Do this — Only the number is wanted: how many lines in the data contain "доме"?

[Excerpt from a dataset]

╭──

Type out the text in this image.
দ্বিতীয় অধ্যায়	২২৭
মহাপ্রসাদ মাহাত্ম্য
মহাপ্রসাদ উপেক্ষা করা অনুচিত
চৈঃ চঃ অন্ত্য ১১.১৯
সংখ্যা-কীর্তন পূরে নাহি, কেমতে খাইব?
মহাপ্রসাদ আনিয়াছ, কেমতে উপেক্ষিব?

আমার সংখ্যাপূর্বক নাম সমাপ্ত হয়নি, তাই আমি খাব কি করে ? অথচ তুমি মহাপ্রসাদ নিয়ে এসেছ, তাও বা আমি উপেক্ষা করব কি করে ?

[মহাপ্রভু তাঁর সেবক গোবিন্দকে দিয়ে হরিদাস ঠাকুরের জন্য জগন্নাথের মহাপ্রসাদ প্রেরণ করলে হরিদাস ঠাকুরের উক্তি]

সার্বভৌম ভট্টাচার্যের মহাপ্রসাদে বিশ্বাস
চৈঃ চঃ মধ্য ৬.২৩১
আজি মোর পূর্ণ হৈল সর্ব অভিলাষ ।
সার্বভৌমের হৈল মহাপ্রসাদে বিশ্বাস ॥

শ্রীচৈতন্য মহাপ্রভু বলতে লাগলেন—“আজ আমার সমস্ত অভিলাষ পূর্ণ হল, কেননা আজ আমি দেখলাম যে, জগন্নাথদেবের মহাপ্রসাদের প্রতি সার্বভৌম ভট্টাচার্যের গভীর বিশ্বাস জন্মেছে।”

╰──
╭──

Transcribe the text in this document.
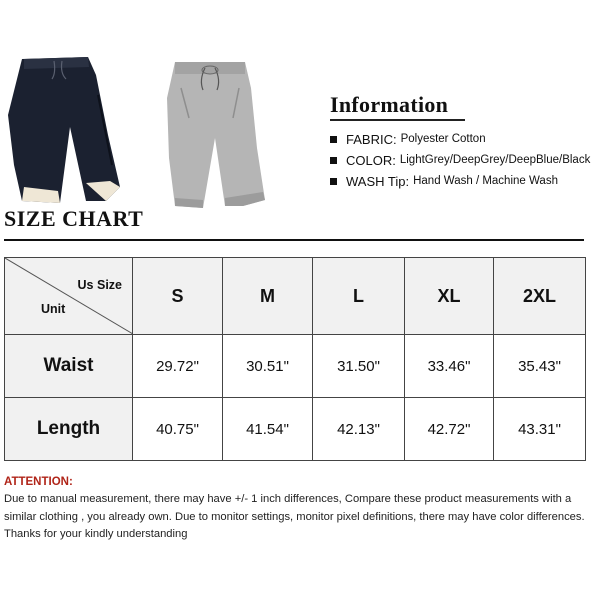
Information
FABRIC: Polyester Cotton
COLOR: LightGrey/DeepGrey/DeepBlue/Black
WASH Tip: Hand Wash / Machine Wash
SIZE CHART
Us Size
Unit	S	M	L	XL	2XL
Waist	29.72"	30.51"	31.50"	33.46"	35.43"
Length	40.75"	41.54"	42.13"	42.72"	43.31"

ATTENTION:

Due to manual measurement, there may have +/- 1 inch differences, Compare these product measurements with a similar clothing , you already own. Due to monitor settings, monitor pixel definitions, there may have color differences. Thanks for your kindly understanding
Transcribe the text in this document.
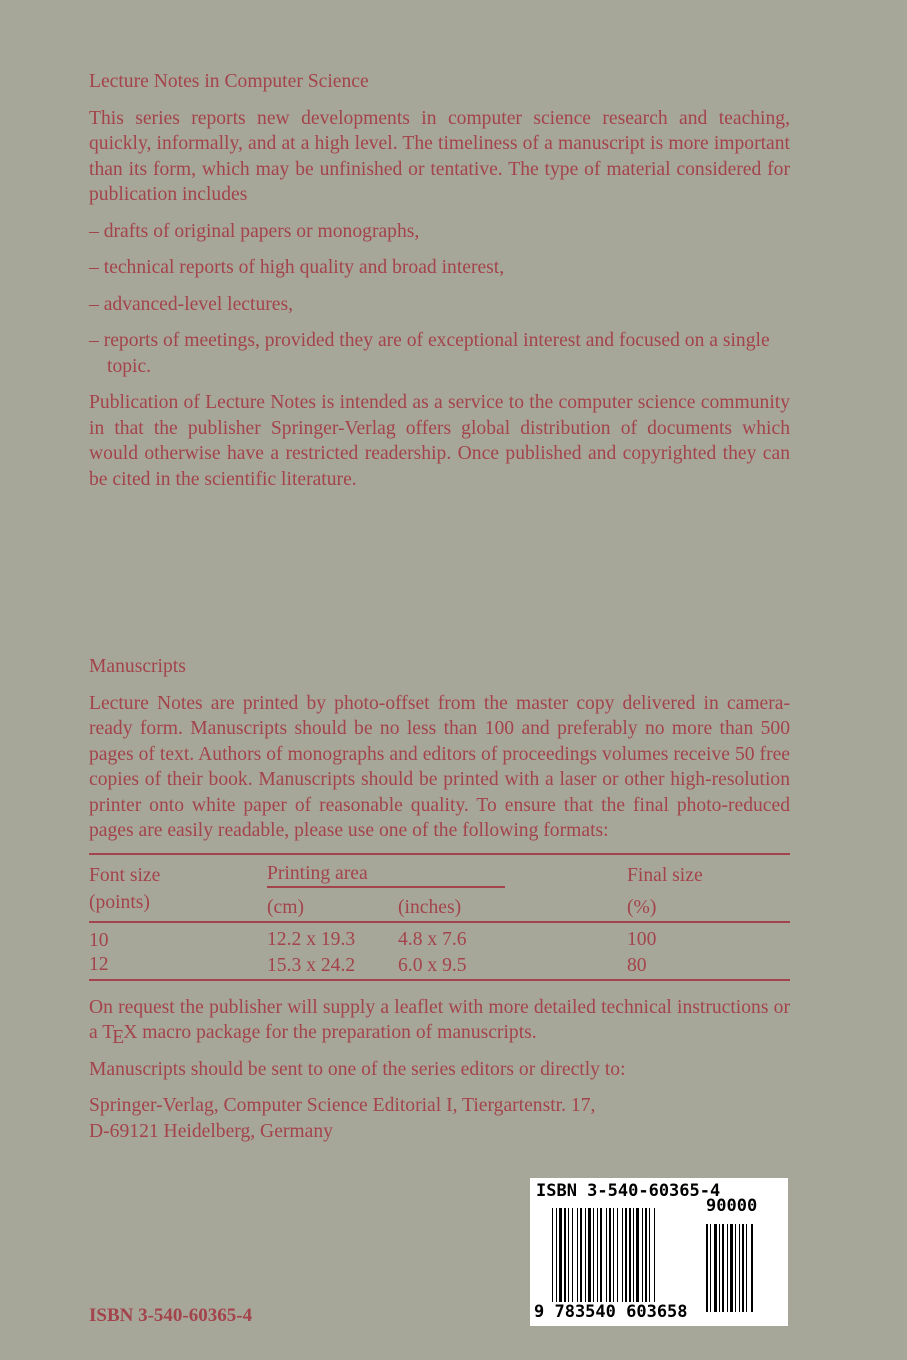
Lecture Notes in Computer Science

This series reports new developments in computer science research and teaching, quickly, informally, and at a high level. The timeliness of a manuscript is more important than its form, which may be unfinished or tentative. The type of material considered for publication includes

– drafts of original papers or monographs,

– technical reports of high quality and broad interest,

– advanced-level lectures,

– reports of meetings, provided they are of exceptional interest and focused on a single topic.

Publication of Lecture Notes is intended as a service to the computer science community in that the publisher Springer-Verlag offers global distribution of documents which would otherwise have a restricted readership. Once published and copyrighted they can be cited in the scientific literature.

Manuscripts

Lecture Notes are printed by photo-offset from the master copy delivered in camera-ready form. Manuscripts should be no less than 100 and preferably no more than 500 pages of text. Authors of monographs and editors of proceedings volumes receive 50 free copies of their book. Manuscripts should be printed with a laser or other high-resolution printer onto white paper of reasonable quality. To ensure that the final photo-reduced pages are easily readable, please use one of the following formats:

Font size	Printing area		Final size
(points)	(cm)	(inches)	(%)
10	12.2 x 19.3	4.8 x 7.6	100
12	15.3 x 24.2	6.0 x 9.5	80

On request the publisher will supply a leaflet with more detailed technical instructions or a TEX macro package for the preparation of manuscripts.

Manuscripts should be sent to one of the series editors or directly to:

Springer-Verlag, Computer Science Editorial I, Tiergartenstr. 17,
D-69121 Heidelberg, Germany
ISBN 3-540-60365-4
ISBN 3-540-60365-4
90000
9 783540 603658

╰──
╭──

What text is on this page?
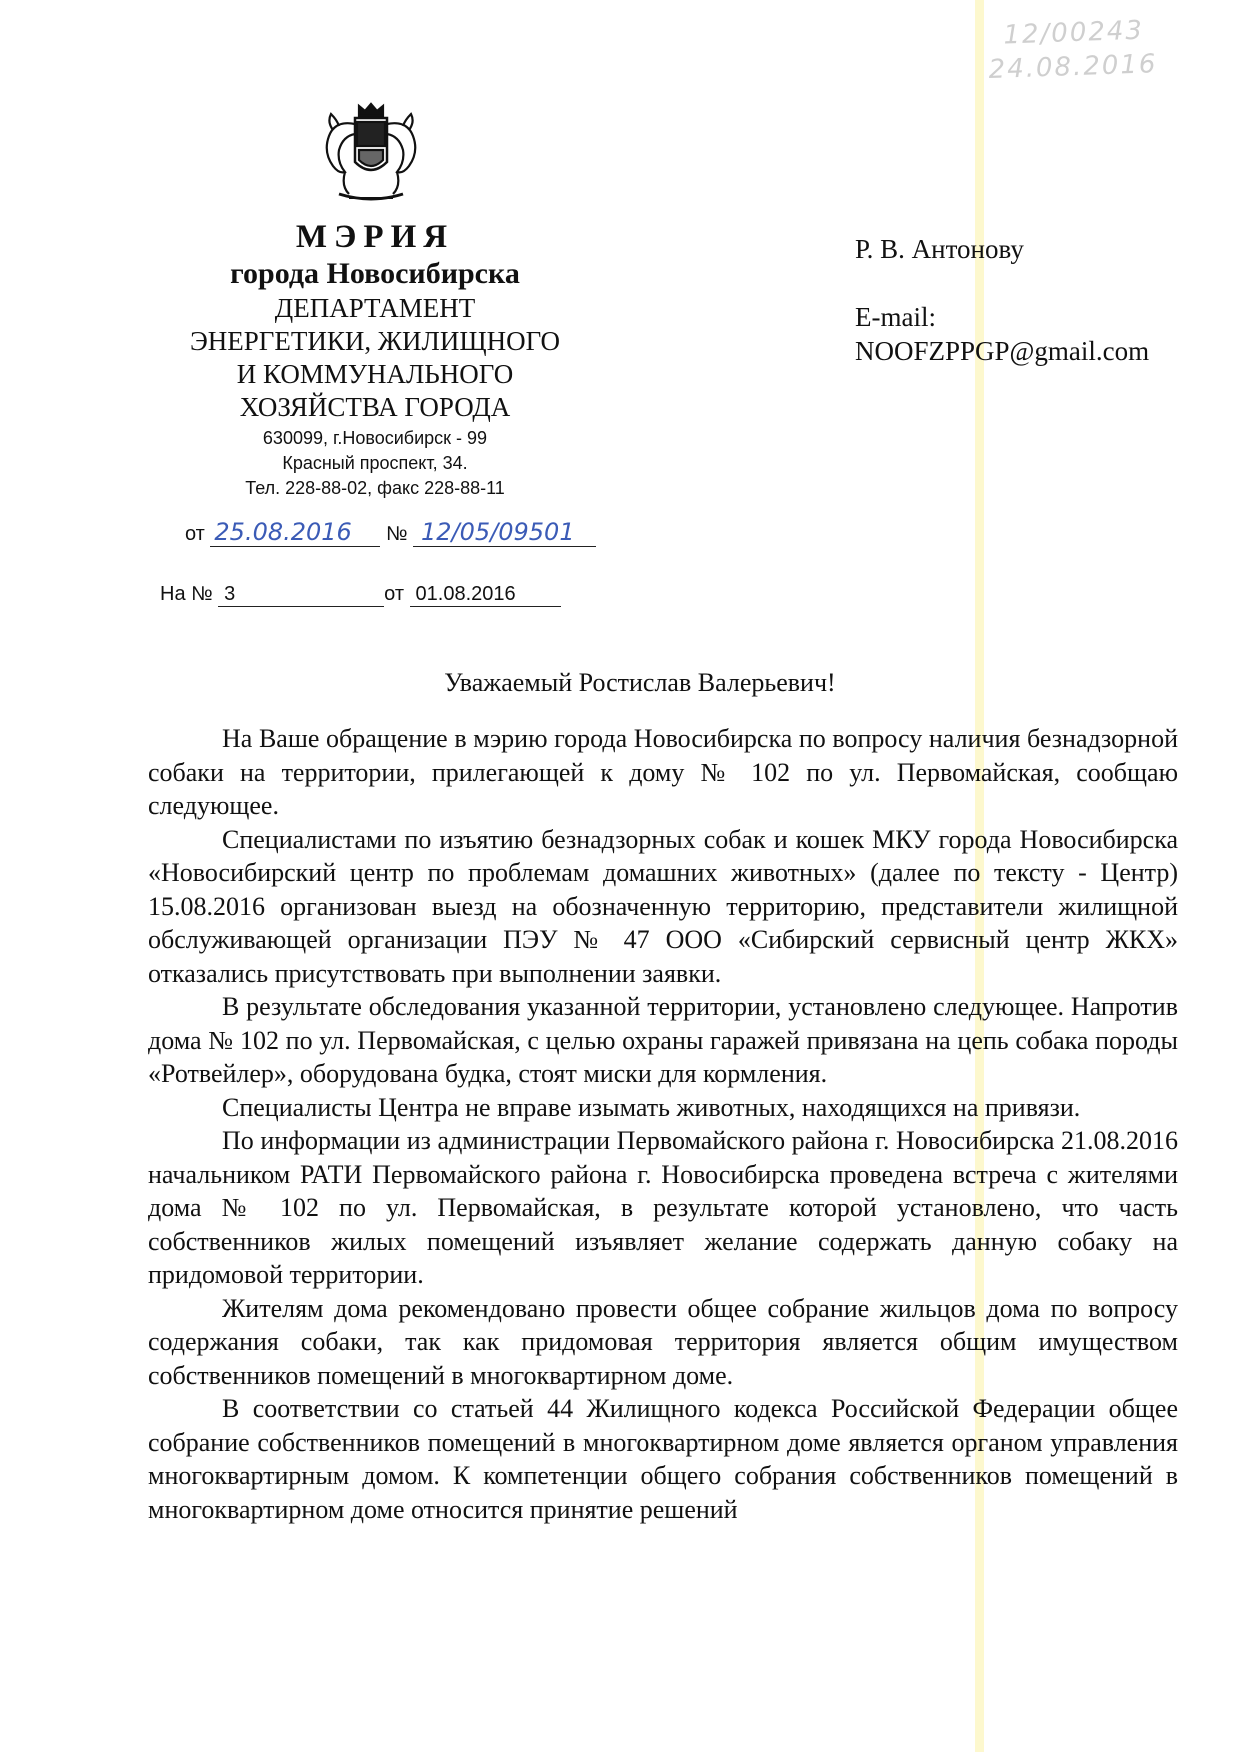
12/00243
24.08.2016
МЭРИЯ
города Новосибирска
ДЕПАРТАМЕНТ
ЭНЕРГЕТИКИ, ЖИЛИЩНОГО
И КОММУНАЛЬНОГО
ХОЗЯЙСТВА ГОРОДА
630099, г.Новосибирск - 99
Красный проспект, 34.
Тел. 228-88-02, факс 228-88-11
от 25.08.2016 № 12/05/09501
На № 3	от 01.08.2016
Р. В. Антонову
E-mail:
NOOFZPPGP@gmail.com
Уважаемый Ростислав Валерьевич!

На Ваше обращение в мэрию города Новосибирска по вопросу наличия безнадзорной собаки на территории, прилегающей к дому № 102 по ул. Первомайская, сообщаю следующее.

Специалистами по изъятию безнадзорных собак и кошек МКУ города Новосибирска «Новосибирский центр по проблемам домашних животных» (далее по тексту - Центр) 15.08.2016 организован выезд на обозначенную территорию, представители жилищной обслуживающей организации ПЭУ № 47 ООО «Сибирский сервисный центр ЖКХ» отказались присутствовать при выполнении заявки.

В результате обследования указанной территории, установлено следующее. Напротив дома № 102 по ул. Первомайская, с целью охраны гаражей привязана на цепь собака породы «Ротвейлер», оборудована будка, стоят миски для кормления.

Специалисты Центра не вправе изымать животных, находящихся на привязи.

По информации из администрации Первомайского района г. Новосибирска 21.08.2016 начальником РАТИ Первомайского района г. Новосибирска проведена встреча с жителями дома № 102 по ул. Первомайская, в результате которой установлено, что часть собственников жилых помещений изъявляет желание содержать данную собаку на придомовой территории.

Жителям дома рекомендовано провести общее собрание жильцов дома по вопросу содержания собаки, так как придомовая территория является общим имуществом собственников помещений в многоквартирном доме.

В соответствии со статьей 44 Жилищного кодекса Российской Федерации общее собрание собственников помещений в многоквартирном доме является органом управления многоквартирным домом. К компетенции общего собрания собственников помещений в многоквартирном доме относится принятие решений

╰──

Result of the exercise — 2